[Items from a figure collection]

_ _ _

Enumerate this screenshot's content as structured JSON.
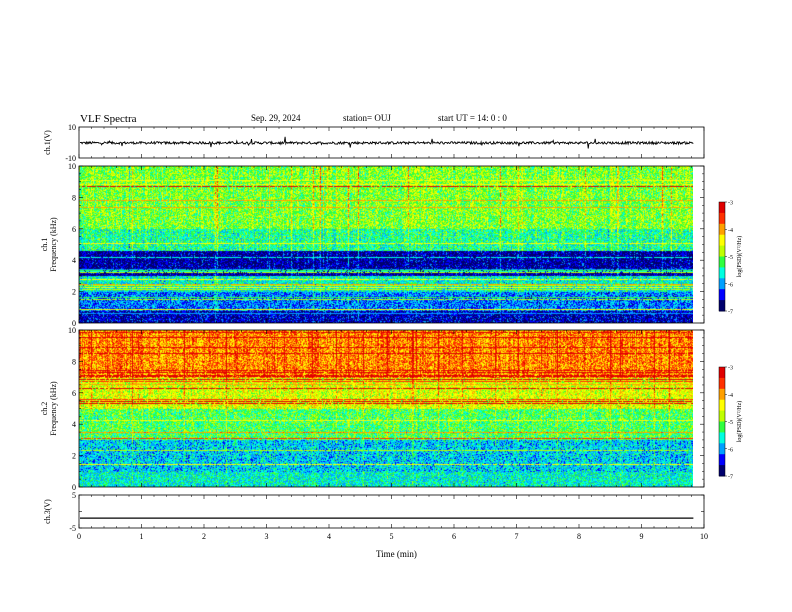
{
  "header": {
    "title": "VLF Spectra",
    "date": "Sep. 29, 2024",
    "station": "station= OUJ",
    "start": "start  UT =   14: 0  : 0"
  },
  "colors": {
    "axis": "#000000",
    "colormap": [
      "#00006e",
      "#0000ff",
      "#00a0ff",
      "#00ffe0",
      "#30ff40",
      "#c0ff00",
      "#ffff00",
      "#ffa000",
      "#ff3000",
      "#e00000"
    ]
  },
  "chart_data": [
    {
      "type": "line",
      "ylabel": "ch.1(V)",
      "ylim": [
        -10,
        10
      ],
      "yticks": [
        "10",
        "-10"
      ],
      "xlim": [
        0,
        10
      ],
      "series": [
        {
          "values_description_range": [
            -1.2,
            1.0
          ]
        }
      ]
    },
    {
      "type": "heatmap",
      "panel_label": "ch.1",
      "ylabel": "Frequency (kHz)",
      "ylim": [
        0,
        10
      ],
      "yticks": [
        "0",
        "2",
        "4",
        "6",
        "8",
        "10"
      ],
      "xlim": [
        0,
        9.83
      ],
      "colorbar": {
        "label": "log(PSD)(V²/Hz)",
        "range": [
          -7,
          -3
        ],
        "ticks": [
          "-3",
          "-4",
          "-5",
          "-6",
          "-7"
        ]
      },
      "band_levels": [
        {
          "fmin": 0,
          "fmax": 0.8,
          "log_psd": -6.6
        },
        {
          "fmin": 0.8,
          "fmax": 2.0,
          "log_psd": -6.1
        },
        {
          "fmin": 2.0,
          "fmax": 3.0,
          "log_psd": -5.6
        },
        {
          "fmin": 3.0,
          "fmax": 4.6,
          "log_psd": -6.7
        },
        {
          "fmin": 4.6,
          "fmax": 6.0,
          "log_psd": -5.4
        },
        {
          "fmin": 6.0,
          "fmax": 10,
          "log_psd": -5.0
        }
      ]
    },
    {
      "type": "heatmap",
      "panel_label": "ch.2",
      "ylabel": "Frequency (kHz)",
      "ylim": [
        0,
        10
      ],
      "yticks": [
        "0",
        "2",
        "4",
        "6",
        "8",
        "10"
      ],
      "xlim": [
        0,
        9.83
      ],
      "colorbar": {
        "label": "log(PSD)(V²/Hz)",
        "range": [
          -7,
          -3
        ],
        "ticks": [
          "-3",
          "-4",
          "-5",
          "-6",
          "-7"
        ]
      },
      "band_levels": [
        {
          "fmin": 0,
          "fmax": 1.0,
          "log_psd": -5.6
        },
        {
          "fmin": 1.0,
          "fmax": 3.0,
          "log_psd": -5.8
        },
        {
          "fmin": 3.0,
          "fmax": 5.0,
          "log_psd": -5.2
        },
        {
          "fmin": 5.0,
          "fmax": 7.0,
          "log_psd": -4.6
        },
        {
          "fmin": 7.0,
          "fmax": 10,
          "log_psd": -3.9
        }
      ]
    },
    {
      "type": "line",
      "ylabel": "ch.3(V)",
      "ylim": [
        -5,
        5
      ],
      "yticks": [
        "5",
        "0",
        "-5"
      ],
      "xlim": [
        0,
        10
      ],
      "series": [
        {
          "constant": -2.0
        }
      ]
    }
  ],
  "xaxis": {
    "label": "Time (min)",
    "ticks": [
      "0",
      "1",
      "2",
      "3",
      "4",
      "5",
      "6",
      "7",
      "8",
      "9",
      "10"
    ]
  }
}
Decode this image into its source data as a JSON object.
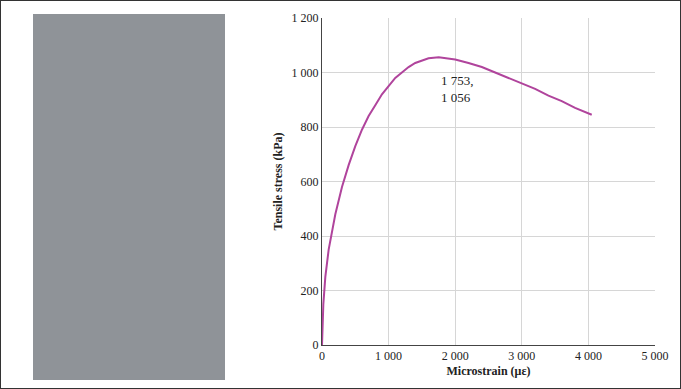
{
  "chart_data": {
    "type": "line",
    "x_label": "Microstrain (με)",
    "y_label": "Tensile stress (kPa)",
    "color": "#b0449c",
    "grid": true,
    "x": [
      0,
      20,
      50,
      100,
      200,
      300,
      400,
      500,
      600,
      700,
      800,
      900,
      1000,
      1100,
      1200,
      1300,
      1400,
      1500,
      1600,
      1753,
      1900,
      2000,
      2200,
      2400,
      2600,
      2800,
      3000,
      3200,
      3400,
      3600,
      3800,
      4000,
      4050
    ],
    "values": [
      0,
      150,
      250,
      350,
      480,
      580,
      660,
      730,
      790,
      840,
      880,
      920,
      950,
      980,
      1000,
      1020,
      1035,
      1045,
      1052,
      1056,
      1052,
      1048,
      1035,
      1020,
      1000,
      980,
      960,
      940,
      915,
      895,
      870,
      850,
      845
    ],
    "xlim": [
      0,
      5000
    ],
    "xticks": [
      0,
      {
        "value": 1000,
        "label": "1 000"
      },
      {
        "value": 2000,
        "label": "2 000"
      },
      {
        "value": 3000,
        "label": "3 000"
      },
      {
        "value": 4000,
        "label": "4 000"
      },
      {
        "value": 5000,
        "label": "5 000"
      }
    ],
    "ylim": [
      0,
      1200
    ],
    "yticks": [
      0,
      200,
      400,
      600,
      800,
      {
        "value": 1000,
        "label": "1 000"
      },
      {
        "value": 1200,
        "label": "1 200"
      }
    ],
    "annotations": [
      {
        "x": 1753,
        "y": 1056,
        "lines": [
          "1 753,",
          "1 056"
        ]
      }
    ]
  }
}
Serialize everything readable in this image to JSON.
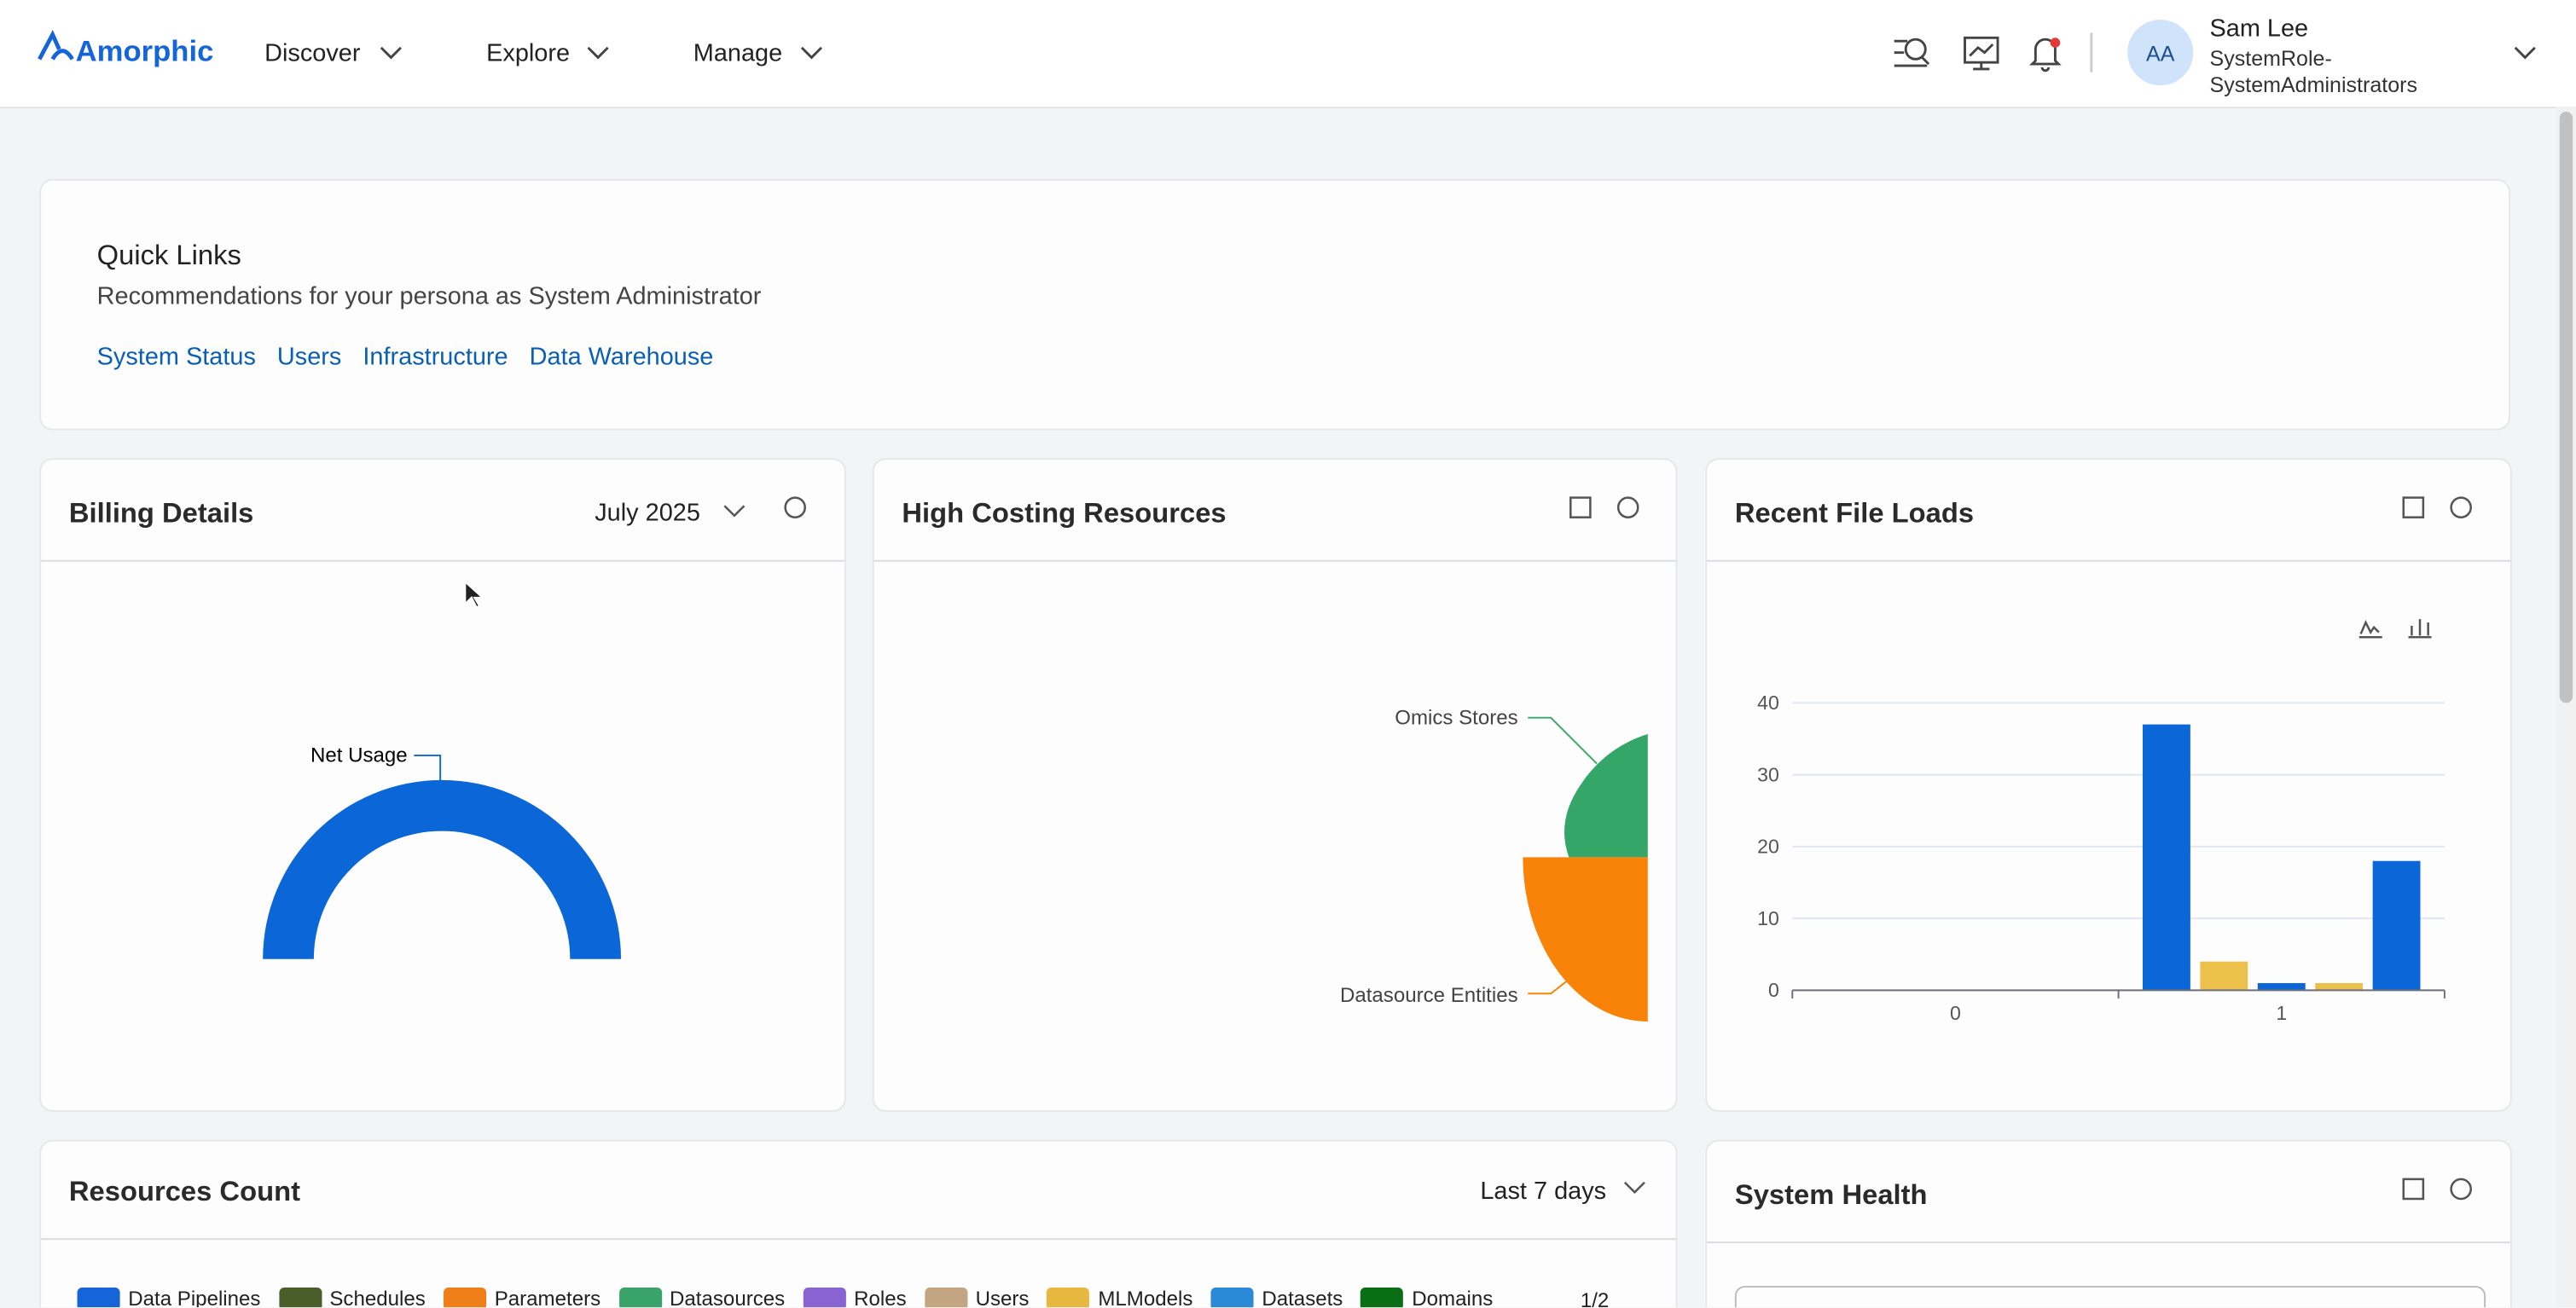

_ _ _

THE EXERCISE: Omit the pictures and restate the rest of the records verbatim.

OUTPUT:
Enumerate this screenshot's content as structured JSON.
{
  "header": {
    "title": "VLF Spectra",
    "date": "Sep. 29, 2024",
    "station": "station= OUJ",
    "start": "start  UT =   14: 0  : 0"
  },
  "colors": {
    "axis": "#000000",
    "colormap": [
      "#00006e",
      "#0000ff",
      "#00a0ff",
      "#00ffe0",
      "#30ff40",
      "#c0ff00",
      "#ffff00",
      "#ffa000",
      "#ff3000",
      "#e00000"
    ]
  },
  "chart_data": [
    {
      "type": "line",
      "ylabel": "ch.1(V)",
      "ylim": [
        -10,
        10
      ],
      "yticks": [
        "10",
        "-10"
      ],
      "xlim": [
        0,
        10
      ],
      "series": [
        {
          "values_description_range": [
            -1.2,
            1.0
          ]
        }
      ]
    },
    {
      "type": "heatmap",
      "panel_label": "ch.1",
      "ylabel": "Frequency (kHz)",
      "ylim": [
        0,
        10
      ],
      "yticks": [
        "0",
        "2",
        "4",
        "6",
        "8",
        "10"
      ],
      "xlim": [
        0,
        9.83
      ],
      "colorbar": {
        "label": "log(PSD)(V²/Hz)",
        "range": [
          -7,
          -3
        ],
        "ticks": [
          "-3",
          "-4",
          "-5",
          "-6",
          "-7"
        ]
      },
      "band_levels": [
        {
          "fmin": 0,
          "fmax": 0.8,
          "log_psd": -6.6
        },
        {
          "fmin": 0.8,
          "fmax": 2.0,
          "log_psd": -6.1
        },
        {
          "fmin": 2.0,
          "fmax": 3.0,
          "log_psd": -5.6
        },
        {
          "fmin": 3.0,
          "fmax": 4.6,
          "log_psd": -6.7
        },
        {
          "fmin": 4.6,
          "fmax": 6.0,
          "log_psd": -5.4
        },
        {
          "fmin": 6.0,
          "fmax": 10,
          "log_psd": -5.0
        }
      ]
    },
    {
      "type": "heatmap",
      "panel_label": "ch.2",
      "ylabel": "Frequency (kHz)",
      "ylim": [
        0,
        10
      ],
      "yticks": [
        "0",
        "2",
        "4",
        "6",
        "8",
        "10"
      ],
      "xlim": [
        0,
        9.83
      ],
      "colorbar": {
        "label": "log(PSD)(V²/Hz)",
        "range": [
          -7,
          -3
        ],
        "ticks": [
          "-3",
          "-4",
          "-5",
          "-6",
          "-7"
        ]
      },
      "band_levels": [
        {
          "fmin": 0,
          "fmax": 1.0,
          "log_psd": -5.6
        },
        {
          "fmin": 1.0,
          "fmax": 3.0,
          "log_psd": -5.8
        },
        {
          "fmin": 3.0,
          "fmax": 5.0,
          "log_psd": -5.2
        },
        {
          "fmin": 5.0,
          "fmax": 7.0,
          "log_psd": -4.6
        },
        {
          "fmin": 7.0,
          "fmax": 10,
          "log_psd": -3.9
        }
      ]
    },
    {
      "type": "line",
      "ylabel": "ch.3(V)",
      "ylim": [
        -5,
        5
      ],
      "yticks": [
        "5",
        "0",
        "-5"
      ],
      "xlim": [
        0,
        10
      ],
      "series": [
        {
          "constant": -2.0
        }
      ]
    }
  ],
  "xaxis": {
    "label": "Time (min)",
    "ticks": [
      "0",
      "1",
      "2",
      "3",
      "4",
      "5",
      "6",
      "7",
      "8",
      "9",
      "10"
    ]
  }
}
Decode this image into its source data as a JSON object.
{
  "chart_data": {
    "type": "line",
    "x_label": "Microstrain (με)",
    "y_label": "Tensile stress (kPa)",
    "color": "#b0449c",
    "grid": true,
    "x": [
      0,
      20,
      50,
      100,
      200,
      300,
      400,
      500,
      600,
      700,
      800,
      900,
      1000,
      1100,
      1200,
      1300,
      1400,
      1500,
      1600,
      1753,
      1900,
      2000,
      2200,
      2400,
      2600,
      2800,
      3000,
      3200,
      3400,
      3600,
      3800,
      4000,
      4050
    ],
    "values": [
      0,
      150,
      250,
      350,
      480,
      580,
      660,
      730,
      790,
      840,
      880,
      920,
      950,
      980,
      1000,
      1020,
      1035,
      1045,
      1052,
      1056,
      1052,
      1048,
      1035,
      1020,
      1000,
      980,
      960,
      940,
      915,
      895,
      870,
      850,
      845
    ],
    "xlim": [
      0,
      5000
    ],
    "xticks": [
      0,
      {
        "value": 1000,
        "label": "1 000"
      },
      {
        "value": 2000,
        "label": "2 000"
      },
      {
        "value": 3000,
        "label": "3 000"
      },
      {
        "value": 4000,
        "label": "4 000"
      },
      {
        "value": 5000,
        "label": "5 000"
      }
    ],
    "ylim": [
      0,
      1200
    ],
    "yticks": [
      0,
      200,
      400,
      600,
      800,
      {
        "value": 1000,
        "label": "1 000"
      },
      {
        "value": 1200,
        "label": "1 200"
      }
    ],
    "annotations": [
      {
        "x": 1753,
        "y": 1056,
        "lines": [
          "1 753,",
          "1 056"
        ]
      }
    ]
  }
}
Serialize everything readable in this image to JSON.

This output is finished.